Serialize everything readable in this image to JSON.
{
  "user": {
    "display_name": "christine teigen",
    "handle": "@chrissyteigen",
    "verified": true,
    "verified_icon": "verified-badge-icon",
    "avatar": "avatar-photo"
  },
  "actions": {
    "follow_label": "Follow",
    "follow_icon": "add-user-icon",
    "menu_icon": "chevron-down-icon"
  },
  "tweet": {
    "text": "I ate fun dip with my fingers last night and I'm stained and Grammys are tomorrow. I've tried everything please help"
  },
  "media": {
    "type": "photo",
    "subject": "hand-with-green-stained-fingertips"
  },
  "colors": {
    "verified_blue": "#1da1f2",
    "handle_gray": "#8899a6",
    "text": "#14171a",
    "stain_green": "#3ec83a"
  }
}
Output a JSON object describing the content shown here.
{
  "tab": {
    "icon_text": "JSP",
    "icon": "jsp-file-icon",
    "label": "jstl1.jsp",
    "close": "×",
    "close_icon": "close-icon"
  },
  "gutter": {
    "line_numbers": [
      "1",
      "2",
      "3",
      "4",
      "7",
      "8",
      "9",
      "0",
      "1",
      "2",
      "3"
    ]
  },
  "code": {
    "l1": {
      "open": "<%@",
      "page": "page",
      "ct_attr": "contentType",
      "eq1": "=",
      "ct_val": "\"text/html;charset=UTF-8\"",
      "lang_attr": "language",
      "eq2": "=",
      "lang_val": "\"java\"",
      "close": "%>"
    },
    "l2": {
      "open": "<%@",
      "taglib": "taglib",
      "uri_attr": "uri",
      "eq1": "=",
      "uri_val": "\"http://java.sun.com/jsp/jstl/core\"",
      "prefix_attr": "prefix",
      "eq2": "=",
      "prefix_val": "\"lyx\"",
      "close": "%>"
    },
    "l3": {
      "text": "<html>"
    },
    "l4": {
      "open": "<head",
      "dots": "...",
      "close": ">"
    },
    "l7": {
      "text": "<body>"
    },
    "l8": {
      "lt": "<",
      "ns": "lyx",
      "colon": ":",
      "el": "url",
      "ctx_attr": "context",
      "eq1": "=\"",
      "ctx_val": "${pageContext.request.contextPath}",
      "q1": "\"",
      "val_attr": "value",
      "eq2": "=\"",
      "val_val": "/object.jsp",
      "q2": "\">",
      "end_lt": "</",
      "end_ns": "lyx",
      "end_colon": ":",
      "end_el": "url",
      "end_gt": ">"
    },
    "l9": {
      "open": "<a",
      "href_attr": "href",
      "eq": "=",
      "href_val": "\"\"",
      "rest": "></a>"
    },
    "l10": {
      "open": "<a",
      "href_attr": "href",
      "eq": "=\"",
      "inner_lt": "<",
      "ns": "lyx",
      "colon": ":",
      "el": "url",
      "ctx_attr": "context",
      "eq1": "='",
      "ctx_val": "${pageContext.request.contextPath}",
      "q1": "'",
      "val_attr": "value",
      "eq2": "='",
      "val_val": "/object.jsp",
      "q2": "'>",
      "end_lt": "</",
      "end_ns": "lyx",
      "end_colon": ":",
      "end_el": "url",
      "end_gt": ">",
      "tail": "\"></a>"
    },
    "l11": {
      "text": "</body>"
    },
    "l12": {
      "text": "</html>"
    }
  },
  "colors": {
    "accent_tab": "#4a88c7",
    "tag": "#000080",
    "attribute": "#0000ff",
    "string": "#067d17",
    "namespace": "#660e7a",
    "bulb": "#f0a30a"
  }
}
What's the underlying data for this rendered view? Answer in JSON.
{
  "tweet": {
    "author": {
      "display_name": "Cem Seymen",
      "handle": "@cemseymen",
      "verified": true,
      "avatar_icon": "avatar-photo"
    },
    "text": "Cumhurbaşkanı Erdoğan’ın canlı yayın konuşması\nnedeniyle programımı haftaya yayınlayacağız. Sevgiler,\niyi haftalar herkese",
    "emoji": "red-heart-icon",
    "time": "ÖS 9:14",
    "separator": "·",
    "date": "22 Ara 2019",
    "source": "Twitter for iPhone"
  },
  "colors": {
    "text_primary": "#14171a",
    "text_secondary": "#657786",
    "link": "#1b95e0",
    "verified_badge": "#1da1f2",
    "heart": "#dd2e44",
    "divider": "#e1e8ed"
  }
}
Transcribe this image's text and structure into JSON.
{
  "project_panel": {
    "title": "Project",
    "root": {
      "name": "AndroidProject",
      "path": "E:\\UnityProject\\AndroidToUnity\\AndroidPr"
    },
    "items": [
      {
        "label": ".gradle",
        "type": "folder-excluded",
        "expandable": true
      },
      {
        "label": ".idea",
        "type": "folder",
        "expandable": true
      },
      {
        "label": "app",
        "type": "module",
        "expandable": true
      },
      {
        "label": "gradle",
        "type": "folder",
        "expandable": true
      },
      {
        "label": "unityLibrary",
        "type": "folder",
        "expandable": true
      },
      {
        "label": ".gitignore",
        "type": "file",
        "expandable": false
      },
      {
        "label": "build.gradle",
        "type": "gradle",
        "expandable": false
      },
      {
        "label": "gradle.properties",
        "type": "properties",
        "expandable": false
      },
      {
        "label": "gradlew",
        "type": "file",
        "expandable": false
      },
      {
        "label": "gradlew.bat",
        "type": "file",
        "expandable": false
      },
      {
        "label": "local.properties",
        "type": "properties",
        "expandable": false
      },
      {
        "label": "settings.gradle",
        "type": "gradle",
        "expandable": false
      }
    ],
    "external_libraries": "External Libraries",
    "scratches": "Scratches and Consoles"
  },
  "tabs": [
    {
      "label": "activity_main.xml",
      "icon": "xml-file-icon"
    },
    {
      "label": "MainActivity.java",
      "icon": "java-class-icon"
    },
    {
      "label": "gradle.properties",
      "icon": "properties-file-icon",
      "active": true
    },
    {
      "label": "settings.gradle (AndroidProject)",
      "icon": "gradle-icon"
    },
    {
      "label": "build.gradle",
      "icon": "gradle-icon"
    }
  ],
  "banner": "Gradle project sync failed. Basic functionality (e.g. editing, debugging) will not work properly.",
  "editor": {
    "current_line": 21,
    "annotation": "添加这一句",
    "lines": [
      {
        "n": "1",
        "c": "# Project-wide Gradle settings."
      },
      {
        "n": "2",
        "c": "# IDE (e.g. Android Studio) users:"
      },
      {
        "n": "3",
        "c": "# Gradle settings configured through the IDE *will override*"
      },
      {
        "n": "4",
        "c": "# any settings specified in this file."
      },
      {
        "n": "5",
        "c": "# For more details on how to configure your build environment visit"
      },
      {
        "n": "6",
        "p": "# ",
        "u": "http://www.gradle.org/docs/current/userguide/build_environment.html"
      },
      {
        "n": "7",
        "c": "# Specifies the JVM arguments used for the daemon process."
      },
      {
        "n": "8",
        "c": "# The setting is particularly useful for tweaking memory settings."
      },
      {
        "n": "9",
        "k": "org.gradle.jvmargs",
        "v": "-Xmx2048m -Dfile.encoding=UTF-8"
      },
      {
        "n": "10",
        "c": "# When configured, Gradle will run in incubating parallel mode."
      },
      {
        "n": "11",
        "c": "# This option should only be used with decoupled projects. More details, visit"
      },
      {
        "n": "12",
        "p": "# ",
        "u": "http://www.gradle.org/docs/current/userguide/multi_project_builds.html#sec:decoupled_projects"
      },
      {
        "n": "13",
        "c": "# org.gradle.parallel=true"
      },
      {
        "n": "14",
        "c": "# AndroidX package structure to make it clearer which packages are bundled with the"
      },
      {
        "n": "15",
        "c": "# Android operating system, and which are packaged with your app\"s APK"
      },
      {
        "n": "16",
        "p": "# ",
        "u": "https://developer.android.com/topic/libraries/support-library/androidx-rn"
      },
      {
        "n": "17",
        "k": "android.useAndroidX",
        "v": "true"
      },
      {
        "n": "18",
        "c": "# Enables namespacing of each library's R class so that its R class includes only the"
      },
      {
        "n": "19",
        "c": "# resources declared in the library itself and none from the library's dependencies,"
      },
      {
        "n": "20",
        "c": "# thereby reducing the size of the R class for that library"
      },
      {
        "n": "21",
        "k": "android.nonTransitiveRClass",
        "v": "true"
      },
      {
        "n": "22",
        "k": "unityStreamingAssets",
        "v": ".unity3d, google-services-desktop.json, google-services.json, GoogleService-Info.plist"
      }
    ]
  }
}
________________________
● GOAL:
Copy out every line of the data that includes the word "html".

● THE OUTPUT:
      "ct_val": "\"text/html;charset=UTF-8\"",
      "text": "<html>"
      "text": "</html>"
        "u": "http://www.gradle.org/docs/current/userguide/build_environment.html"
        "u": "http://www.gradle.org/docs/current/userguide/multi_project_builds.html#sec:decoupled_projects"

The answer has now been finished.